WHAT THIS TASK INVOLVES >> Spot each line in the records below where the word "cijevi" occurs, then copy it.

RECORDS >>
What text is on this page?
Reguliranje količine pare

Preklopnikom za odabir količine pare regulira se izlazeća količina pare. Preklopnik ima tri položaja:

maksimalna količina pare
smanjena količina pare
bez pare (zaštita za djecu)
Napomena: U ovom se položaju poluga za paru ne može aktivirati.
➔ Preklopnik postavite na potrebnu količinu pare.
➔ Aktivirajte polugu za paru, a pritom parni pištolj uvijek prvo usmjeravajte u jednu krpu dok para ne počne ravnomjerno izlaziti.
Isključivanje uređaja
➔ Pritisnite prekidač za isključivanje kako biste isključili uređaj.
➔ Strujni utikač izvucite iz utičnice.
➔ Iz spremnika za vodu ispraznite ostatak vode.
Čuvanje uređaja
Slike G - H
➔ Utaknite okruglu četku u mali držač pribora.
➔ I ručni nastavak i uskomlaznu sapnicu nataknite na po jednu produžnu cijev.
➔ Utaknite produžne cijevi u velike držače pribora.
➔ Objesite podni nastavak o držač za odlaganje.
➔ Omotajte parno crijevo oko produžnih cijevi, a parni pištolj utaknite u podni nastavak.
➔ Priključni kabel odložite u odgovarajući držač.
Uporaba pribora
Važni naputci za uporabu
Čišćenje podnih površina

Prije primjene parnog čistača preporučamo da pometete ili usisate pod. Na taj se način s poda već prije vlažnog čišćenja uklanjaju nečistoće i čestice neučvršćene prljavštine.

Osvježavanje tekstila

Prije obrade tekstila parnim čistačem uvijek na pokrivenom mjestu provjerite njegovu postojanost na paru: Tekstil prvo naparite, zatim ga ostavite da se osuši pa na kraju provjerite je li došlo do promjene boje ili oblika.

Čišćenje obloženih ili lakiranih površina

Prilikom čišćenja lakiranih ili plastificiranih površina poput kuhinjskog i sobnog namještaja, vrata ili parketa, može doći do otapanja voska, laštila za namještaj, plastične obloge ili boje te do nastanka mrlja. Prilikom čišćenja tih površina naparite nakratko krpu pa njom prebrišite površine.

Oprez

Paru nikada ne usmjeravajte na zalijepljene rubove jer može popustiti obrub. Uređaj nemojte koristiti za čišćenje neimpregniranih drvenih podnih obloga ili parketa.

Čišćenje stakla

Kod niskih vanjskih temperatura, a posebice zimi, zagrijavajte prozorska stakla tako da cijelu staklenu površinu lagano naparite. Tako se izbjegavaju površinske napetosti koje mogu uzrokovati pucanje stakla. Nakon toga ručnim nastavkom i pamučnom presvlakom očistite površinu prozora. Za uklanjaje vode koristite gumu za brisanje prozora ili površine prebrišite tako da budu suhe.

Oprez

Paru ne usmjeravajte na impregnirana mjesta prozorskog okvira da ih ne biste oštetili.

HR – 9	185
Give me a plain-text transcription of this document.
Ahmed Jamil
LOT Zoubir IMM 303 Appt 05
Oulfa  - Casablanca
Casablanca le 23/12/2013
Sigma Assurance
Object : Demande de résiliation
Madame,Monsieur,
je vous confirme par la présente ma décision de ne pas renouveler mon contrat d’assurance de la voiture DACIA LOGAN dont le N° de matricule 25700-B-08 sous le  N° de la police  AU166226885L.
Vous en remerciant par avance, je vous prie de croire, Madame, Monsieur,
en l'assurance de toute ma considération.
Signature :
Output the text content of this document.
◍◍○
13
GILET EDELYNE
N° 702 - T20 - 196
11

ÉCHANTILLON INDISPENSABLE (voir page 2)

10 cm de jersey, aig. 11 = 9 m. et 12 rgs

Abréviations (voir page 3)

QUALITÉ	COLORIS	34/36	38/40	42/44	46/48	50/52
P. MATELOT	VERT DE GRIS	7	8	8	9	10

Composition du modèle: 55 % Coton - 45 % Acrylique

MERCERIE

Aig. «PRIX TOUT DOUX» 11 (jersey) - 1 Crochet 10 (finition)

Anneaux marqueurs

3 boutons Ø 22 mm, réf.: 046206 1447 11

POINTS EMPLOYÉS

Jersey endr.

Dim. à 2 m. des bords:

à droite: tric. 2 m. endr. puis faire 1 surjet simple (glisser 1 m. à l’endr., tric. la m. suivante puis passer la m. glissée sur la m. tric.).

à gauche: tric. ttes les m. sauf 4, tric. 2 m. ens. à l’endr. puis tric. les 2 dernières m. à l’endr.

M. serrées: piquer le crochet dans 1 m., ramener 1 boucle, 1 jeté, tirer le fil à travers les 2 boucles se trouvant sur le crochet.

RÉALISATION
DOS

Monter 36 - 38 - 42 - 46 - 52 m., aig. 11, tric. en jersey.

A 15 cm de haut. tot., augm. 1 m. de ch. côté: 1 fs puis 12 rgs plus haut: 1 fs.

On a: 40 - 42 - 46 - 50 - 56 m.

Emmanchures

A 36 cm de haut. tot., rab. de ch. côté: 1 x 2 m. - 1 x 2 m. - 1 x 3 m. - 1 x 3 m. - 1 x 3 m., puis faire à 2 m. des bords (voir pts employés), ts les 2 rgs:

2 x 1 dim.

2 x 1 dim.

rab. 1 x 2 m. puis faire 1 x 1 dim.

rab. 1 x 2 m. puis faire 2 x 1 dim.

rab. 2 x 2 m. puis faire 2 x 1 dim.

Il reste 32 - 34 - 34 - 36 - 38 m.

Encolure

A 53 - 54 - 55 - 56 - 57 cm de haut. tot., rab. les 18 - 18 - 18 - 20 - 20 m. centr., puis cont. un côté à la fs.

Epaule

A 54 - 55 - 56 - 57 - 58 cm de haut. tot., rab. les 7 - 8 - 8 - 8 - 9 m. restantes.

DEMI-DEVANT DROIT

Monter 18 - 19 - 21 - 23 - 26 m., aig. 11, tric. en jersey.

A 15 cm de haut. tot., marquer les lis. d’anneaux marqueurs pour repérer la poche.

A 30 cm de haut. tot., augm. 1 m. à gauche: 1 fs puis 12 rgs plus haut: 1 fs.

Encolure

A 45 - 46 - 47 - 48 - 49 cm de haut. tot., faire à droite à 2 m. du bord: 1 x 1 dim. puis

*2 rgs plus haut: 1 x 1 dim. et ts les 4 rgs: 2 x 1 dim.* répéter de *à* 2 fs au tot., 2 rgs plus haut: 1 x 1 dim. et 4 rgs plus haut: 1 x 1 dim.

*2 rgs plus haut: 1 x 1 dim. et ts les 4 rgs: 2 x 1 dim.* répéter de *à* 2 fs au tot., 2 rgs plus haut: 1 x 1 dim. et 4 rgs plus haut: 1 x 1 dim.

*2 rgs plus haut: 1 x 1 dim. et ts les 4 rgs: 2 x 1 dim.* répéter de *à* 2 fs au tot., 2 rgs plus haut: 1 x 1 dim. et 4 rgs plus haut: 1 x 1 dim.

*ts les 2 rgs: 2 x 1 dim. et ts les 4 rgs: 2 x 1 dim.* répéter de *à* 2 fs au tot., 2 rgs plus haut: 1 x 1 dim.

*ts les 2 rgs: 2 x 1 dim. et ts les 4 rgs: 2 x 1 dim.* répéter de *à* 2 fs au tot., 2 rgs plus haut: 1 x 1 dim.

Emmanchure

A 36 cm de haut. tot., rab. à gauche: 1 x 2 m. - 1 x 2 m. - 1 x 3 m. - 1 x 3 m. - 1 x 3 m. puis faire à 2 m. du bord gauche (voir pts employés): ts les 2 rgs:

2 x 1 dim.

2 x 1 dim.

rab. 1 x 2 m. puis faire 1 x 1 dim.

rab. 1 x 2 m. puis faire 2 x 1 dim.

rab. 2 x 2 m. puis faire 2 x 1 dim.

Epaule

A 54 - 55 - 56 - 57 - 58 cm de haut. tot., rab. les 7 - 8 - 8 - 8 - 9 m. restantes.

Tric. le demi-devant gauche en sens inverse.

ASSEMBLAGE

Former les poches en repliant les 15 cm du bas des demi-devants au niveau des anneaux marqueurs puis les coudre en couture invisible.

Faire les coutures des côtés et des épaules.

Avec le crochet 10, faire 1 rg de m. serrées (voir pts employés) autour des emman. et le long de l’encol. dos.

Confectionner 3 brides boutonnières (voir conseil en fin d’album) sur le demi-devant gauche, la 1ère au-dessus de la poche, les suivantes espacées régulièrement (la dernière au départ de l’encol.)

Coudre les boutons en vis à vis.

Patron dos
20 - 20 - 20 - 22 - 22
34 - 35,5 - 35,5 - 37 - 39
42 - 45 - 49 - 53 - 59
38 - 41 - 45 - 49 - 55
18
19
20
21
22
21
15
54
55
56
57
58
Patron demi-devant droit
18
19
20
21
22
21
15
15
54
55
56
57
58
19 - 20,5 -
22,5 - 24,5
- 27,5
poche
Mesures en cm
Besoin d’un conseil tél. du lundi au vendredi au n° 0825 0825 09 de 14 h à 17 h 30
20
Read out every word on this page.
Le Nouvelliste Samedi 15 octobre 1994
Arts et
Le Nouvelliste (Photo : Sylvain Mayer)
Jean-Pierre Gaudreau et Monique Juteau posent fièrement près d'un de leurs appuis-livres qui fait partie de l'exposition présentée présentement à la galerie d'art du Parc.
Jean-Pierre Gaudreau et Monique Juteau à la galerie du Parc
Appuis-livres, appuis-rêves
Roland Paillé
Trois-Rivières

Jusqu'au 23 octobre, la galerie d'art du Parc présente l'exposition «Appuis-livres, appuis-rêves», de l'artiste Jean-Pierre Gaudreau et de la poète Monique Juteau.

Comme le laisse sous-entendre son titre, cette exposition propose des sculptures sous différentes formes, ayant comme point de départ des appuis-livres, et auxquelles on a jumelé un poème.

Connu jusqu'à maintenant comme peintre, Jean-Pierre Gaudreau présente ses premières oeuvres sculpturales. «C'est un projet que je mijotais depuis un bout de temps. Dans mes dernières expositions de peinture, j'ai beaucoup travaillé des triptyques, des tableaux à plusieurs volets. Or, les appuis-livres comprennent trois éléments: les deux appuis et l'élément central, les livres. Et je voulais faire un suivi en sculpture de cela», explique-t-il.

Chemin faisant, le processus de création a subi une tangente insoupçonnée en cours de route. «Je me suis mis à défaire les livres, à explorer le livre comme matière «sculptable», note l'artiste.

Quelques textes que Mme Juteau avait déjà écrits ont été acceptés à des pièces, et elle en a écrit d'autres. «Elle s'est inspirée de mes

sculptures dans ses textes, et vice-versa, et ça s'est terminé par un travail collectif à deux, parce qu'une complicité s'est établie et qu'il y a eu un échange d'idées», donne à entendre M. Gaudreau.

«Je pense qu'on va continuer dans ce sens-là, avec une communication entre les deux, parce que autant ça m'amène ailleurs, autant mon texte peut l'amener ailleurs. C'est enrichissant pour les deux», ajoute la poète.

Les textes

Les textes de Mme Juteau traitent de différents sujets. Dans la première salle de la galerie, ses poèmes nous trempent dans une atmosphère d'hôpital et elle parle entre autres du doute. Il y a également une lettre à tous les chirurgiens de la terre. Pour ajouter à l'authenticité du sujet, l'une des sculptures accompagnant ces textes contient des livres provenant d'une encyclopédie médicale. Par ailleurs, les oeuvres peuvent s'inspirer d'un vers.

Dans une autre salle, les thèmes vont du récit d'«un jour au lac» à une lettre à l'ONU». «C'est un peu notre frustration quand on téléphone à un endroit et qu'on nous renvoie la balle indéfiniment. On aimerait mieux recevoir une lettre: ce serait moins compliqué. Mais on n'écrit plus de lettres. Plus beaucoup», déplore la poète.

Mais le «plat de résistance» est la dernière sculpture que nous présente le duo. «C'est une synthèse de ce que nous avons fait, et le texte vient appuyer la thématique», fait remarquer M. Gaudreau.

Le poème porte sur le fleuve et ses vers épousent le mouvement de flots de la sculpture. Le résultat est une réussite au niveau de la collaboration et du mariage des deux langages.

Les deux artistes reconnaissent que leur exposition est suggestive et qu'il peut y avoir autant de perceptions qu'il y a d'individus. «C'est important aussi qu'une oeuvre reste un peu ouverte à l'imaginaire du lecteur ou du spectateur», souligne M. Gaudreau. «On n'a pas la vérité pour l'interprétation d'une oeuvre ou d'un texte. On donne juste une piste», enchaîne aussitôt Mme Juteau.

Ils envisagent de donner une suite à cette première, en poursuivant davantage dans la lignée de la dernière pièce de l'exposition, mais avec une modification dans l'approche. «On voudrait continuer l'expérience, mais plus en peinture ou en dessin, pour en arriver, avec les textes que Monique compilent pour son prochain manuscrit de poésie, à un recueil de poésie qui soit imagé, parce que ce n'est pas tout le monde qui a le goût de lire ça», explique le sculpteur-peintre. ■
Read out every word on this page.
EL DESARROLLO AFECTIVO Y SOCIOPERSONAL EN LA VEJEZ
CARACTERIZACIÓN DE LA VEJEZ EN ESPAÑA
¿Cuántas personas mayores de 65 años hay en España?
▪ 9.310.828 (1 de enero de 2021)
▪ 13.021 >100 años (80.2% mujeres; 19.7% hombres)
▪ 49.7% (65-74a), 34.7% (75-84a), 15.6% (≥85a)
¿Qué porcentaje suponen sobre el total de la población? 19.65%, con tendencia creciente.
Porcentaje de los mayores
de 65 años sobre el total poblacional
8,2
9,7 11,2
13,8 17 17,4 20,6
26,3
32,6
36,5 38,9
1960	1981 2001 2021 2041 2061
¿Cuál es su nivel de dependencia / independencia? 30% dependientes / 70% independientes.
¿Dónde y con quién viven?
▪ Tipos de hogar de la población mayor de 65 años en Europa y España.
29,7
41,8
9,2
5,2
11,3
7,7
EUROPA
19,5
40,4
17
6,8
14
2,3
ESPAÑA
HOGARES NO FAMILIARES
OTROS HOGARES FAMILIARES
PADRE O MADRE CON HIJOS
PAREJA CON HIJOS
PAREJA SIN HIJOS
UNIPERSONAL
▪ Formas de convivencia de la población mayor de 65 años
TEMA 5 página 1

TASK RESPONSE >>
➔ Utaknite produžne cijevi u velike držače pribora.
➔ Omotajte parno crijevo oko produžnih cijevi, a parni pištolj utaknite u podni nastavak.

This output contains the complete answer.